[Written task A] In the excerpt below about Athens after the Peloponnesian War, what had happened to most domestic animals?

--- Excerpt ---

At the end of the Peloponnesian War when Greeks - having seen off the mighty Persians - turned on fellow Greeks and nearly tore each other apart, Athens must have seemed a pretty desolate place. Most domestic animals had been slaughtered to feed a starving populace, the vineyards burnt, wells poisoned, farms denuded of their workers (ie the slaves had run off), temples desecrated and womenfolk left tearing their hair out at the stupidity of it all. And yet, that era was a high-point for what we call civilisation. Senseless destruction went hand-in-hand with the creation of what we call history. OK, the scale of warfare we are facing now is on an exponential upwards curve. Losing our nerve in the face of ruthless dictatorship on one side and senseless populism on the other, we might be forgiven for cowering underground, crossing our fingers and hoping that the worst will somehow blow over, leaving just a few of our children’s childrens’ children to emerge into a Brave New World. But that is all that’s going to happen. ALL? Isn’t that enough? OK, get yourself a bolt-hole. But don’t cower, it doesn’t suit us.

--- Given entries ---

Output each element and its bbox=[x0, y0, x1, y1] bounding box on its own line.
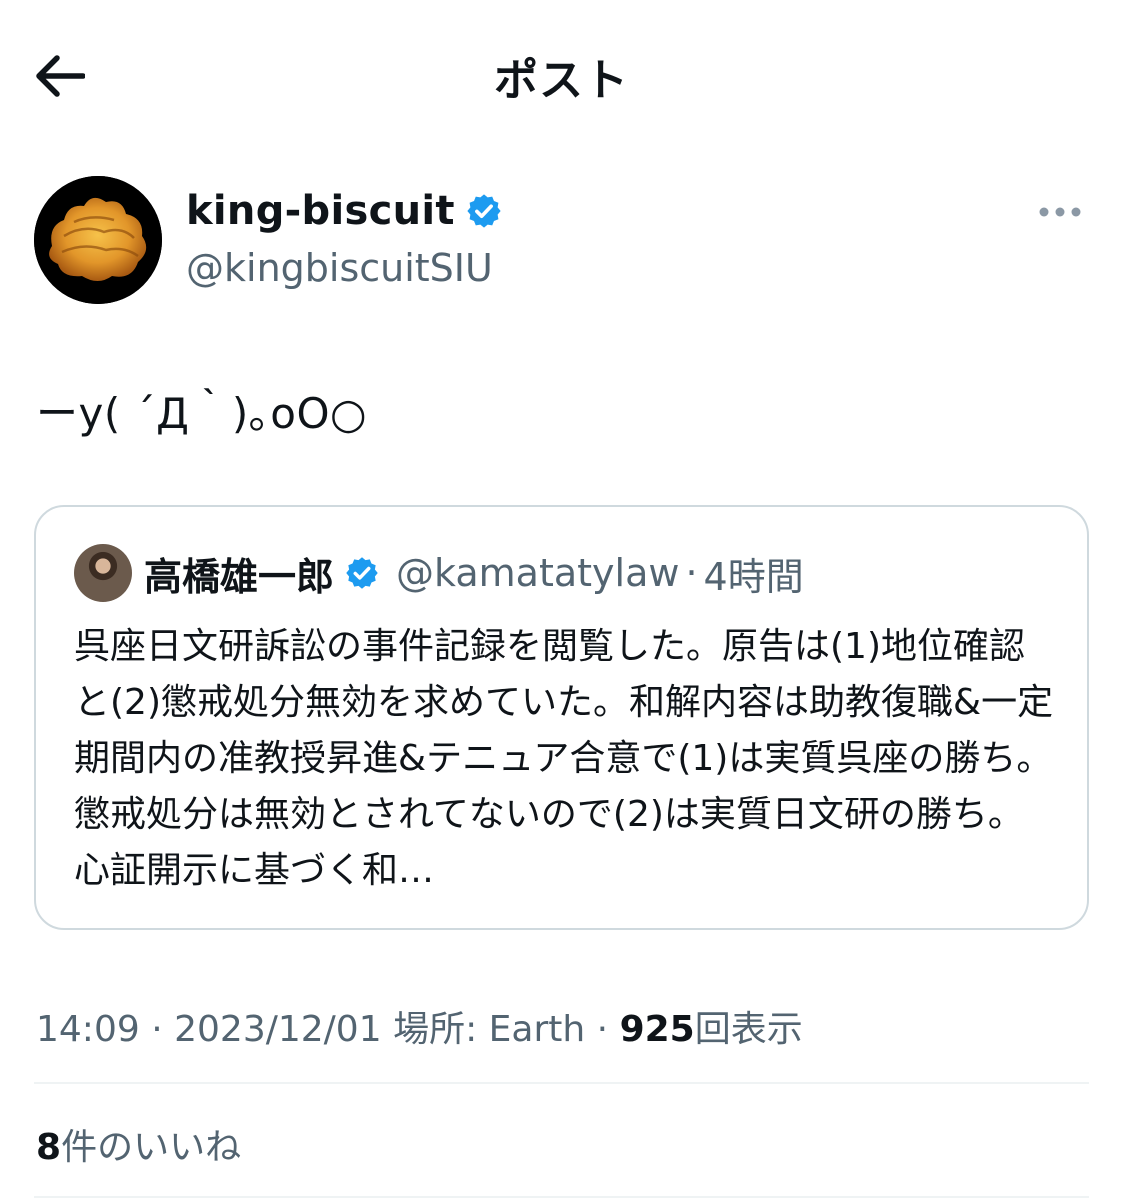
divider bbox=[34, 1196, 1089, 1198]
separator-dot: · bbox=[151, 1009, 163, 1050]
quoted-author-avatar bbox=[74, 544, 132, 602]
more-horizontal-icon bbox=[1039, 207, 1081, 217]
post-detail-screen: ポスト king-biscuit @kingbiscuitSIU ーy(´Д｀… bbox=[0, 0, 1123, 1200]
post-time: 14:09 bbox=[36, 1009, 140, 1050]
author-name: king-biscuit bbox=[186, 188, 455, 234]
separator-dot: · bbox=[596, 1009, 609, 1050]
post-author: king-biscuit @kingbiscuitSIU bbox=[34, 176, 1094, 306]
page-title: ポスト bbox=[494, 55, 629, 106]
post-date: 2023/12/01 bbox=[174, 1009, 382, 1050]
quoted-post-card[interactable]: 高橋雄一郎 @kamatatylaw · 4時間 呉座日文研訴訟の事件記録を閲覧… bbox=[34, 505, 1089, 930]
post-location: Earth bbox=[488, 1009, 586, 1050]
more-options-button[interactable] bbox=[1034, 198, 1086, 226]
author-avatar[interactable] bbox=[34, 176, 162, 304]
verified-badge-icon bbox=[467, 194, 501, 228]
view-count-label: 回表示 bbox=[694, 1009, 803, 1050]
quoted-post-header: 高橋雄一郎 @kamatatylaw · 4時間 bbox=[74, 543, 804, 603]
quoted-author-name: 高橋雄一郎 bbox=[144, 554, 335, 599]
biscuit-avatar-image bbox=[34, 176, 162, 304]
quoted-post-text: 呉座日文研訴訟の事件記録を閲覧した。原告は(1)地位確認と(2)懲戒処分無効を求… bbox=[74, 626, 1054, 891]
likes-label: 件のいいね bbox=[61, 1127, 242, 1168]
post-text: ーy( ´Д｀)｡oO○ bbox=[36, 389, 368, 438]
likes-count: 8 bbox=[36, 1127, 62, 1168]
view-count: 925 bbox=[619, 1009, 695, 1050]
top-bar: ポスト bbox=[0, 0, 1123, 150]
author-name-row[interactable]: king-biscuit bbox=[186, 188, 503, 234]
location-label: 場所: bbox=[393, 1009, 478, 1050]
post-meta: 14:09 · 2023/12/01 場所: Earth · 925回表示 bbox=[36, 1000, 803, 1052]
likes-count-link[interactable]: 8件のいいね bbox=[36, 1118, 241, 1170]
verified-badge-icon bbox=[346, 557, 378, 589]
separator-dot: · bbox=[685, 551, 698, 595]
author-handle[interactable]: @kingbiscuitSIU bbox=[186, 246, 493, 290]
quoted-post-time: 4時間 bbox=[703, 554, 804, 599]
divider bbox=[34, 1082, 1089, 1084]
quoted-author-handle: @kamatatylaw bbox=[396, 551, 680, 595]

---

[Written task B] Turn the lines of the records above, starting at the line that has "divider bbox=[34, 1196, 1089, 1198]" and ending after the line that has "post-detail-screen: ポスト king-biscuit", into a Markdown table with the columns Row and Line. Leave out any blank lines.

[Task answer A] They had been slaughtered to feed a starving populace.

[Task answer B]
| Row | Line |
|---|---|
| 1 | divider bbox=[34, 1196, 1089, 1198] |
| 2 | separator-dot: · bbox=[151, 1009, 163, 1050] |
| 3 | quoted-author-avatar bbox=[74, 544, 132, 602] |
| 4 | more-horizontal-icon bbox=[1039, 207, 1081, 217] |
| 5 | post-detail-screen: ポスト king-biscuit @kingbiscuitSIU ーy(´Д｀… bbox=[0, 0, 1123, 1200] |